Fragmenty zbioru adnotacji układu:
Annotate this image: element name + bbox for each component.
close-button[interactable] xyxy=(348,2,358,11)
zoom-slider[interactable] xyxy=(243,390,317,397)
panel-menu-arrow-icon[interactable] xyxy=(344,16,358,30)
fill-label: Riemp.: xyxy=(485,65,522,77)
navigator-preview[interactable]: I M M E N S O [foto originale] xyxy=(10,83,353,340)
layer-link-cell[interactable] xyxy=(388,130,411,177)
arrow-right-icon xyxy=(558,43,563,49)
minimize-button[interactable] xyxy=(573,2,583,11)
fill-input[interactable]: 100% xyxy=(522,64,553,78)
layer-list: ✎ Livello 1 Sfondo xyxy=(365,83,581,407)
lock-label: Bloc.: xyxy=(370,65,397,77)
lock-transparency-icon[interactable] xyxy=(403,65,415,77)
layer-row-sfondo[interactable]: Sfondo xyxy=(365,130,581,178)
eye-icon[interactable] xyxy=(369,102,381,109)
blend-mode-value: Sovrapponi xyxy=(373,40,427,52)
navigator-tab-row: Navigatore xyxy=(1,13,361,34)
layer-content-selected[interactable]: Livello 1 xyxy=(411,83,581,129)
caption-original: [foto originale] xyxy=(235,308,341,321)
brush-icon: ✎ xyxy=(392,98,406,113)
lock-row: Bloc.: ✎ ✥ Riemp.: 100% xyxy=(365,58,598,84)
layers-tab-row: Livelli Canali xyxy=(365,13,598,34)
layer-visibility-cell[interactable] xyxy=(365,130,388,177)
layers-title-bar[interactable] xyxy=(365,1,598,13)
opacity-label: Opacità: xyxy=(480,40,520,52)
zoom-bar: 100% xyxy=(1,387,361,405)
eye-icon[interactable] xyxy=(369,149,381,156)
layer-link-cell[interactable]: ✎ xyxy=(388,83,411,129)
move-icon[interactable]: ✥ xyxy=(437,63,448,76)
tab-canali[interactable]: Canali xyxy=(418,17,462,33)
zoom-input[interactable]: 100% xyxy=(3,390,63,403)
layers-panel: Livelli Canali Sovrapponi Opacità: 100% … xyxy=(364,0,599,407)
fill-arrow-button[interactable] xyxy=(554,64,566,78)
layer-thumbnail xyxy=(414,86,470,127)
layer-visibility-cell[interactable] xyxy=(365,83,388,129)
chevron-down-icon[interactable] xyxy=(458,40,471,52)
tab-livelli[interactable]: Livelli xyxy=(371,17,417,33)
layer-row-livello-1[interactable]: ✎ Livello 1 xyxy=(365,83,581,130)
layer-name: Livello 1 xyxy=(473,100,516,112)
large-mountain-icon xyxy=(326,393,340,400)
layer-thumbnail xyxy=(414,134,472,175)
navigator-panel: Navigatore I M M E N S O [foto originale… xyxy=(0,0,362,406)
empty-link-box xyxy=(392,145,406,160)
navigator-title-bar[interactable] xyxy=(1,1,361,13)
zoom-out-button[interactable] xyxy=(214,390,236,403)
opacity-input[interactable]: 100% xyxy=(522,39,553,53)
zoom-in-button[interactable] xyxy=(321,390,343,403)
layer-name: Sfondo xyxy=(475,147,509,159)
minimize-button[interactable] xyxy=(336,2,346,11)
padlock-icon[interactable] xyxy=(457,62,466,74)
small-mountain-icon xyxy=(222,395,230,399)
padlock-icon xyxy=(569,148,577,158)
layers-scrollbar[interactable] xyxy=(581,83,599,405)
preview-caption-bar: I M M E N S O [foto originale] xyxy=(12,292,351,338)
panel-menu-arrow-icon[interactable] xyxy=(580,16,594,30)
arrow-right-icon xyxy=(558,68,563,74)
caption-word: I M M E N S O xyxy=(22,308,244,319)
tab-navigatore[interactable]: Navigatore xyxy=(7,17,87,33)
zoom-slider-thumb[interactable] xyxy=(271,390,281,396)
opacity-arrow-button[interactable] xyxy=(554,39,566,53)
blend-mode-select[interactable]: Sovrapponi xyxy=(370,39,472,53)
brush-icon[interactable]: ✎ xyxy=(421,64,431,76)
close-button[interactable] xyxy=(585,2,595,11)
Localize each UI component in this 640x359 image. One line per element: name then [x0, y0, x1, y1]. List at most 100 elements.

TREŚĆ ZADANIA: Wyodrębnij wszystkie powyższe wiersze i przepisz je znak po znaku, bez żadnych zmian.

WYNIK KOŃCOWY:
Annotate this image: element name + bbox for each component.
close-button[interactable] xyxy=(348,2,358,11)
zoom-slider[interactable] xyxy=(243,390,317,397)
panel-menu-arrow-icon[interactable] xyxy=(344,16,358,30)
fill-label: Riemp.: xyxy=(485,65,522,77)
navigator-preview[interactable]: I M M E N S O [foto originale] xyxy=(10,83,353,340)
layer-link-cell[interactable] xyxy=(388,130,411,177)
arrow-right-icon xyxy=(558,43,563,49)
minimize-button[interactable] xyxy=(573,2,583,11)
fill-input[interactable]: 100% xyxy=(522,64,553,78)
layer-list: ✎ Livello 1 Sfondo xyxy=(365,83,581,407)
lock-label: Bloc.: xyxy=(370,65,397,77)
lock-transparency-icon[interactable] xyxy=(403,65,415,77)
layer-row-sfondo[interactable]: Sfondo xyxy=(365,130,581,178)
eye-icon[interactable] xyxy=(369,102,381,109)
blend-mode-value: Sovrapponi xyxy=(373,40,427,52)
navigator-tab-row: Navigatore xyxy=(1,13,361,34)
layer-content-selected[interactable]: Livello 1 xyxy=(411,83,581,129)
caption-original: [foto originale] xyxy=(235,308,341,321)
brush-icon: ✎ xyxy=(392,98,406,113)
lock-row: Bloc.: ✎ ✥ Riemp.: 100% xyxy=(365,58,598,84)
layers-tab-row: Livelli Canali xyxy=(365,13,598,34)
layer-visibility-cell[interactable] xyxy=(365,130,388,177)
layers-title-bar[interactable] xyxy=(365,1,598,13)
opacity-label: Opacità: xyxy=(480,40,520,52)
zoom-bar: 100% xyxy=(1,387,361,405)
eye-icon[interactable] xyxy=(369,149,381,156)
layer-link-cell[interactable]: ✎ xyxy=(388,83,411,129)
move-icon[interactable]: ✥ xyxy=(437,63,448,76)
tab-canali[interactable]: Canali xyxy=(418,17,462,33)
zoom-input[interactable]: 100% xyxy=(3,390,63,403)
layers-panel: Livelli Canali Sovrapponi Opacità: 100% … xyxy=(364,0,599,407)
fill-arrow-button[interactable] xyxy=(554,64,566,78)
layer-thumbnail xyxy=(414,86,470,127)
layer-visibility-cell[interactable] xyxy=(365,83,388,129)
chevron-down-icon[interactable] xyxy=(458,40,471,52)
tab-livelli[interactable]: Livelli xyxy=(371,17,417,33)
layer-row-livello-1[interactable]: ✎ Livello 1 xyxy=(365,83,581,130)
layer-name: Livello 1 xyxy=(473,100,516,112)
large-mountain-icon xyxy=(326,393,340,400)
layer-thumbnail xyxy=(414,134,472,175)
navigator-panel: Navigatore I M M E N S O [foto originale… xyxy=(0,0,362,406)
empty-link-box xyxy=(392,145,406,160)
navigator-title-bar[interactable] xyxy=(1,1,361,13)
zoom-out-button[interactable] xyxy=(214,390,236,403)
opacity-input[interactable]: 100% xyxy=(522,39,553,53)
zoom-in-button[interactable] xyxy=(321,390,343,403)
layer-name: Sfondo xyxy=(475,147,509,159)
minimize-button[interactable] xyxy=(336,2,346,11)
padlock-icon[interactable] xyxy=(457,62,466,74)
small-mountain-icon xyxy=(222,395,230,399)
padlock-icon xyxy=(569,148,577,158)
layers-scrollbar[interactable] xyxy=(581,83,599,405)
preview-caption-bar: I M M E N S O [foto originale] xyxy=(12,292,351,338)
panel-menu-arrow-icon[interactable] xyxy=(580,16,594,30)
arrow-right-icon xyxy=(558,68,563,74)
caption-word: I M M E N S O xyxy=(22,308,244,319)
tab-navigatore[interactable]: Navigatore xyxy=(7,17,87,33)
zoom-slider-thumb[interactable] xyxy=(271,390,281,396)
opacity-arrow-button[interactable] xyxy=(554,39,566,53)
blend-mode-select[interactable]: Sovrapponi xyxy=(370,39,472,53)
brush-icon[interactable]: ✎ xyxy=(421,64,431,76)
close-button[interactable] xyxy=(585,2,595,11)
Localize each UI component in this 640x359 image. One line per element: name then [x0, y0, x1, y1]. List at most 100 elements.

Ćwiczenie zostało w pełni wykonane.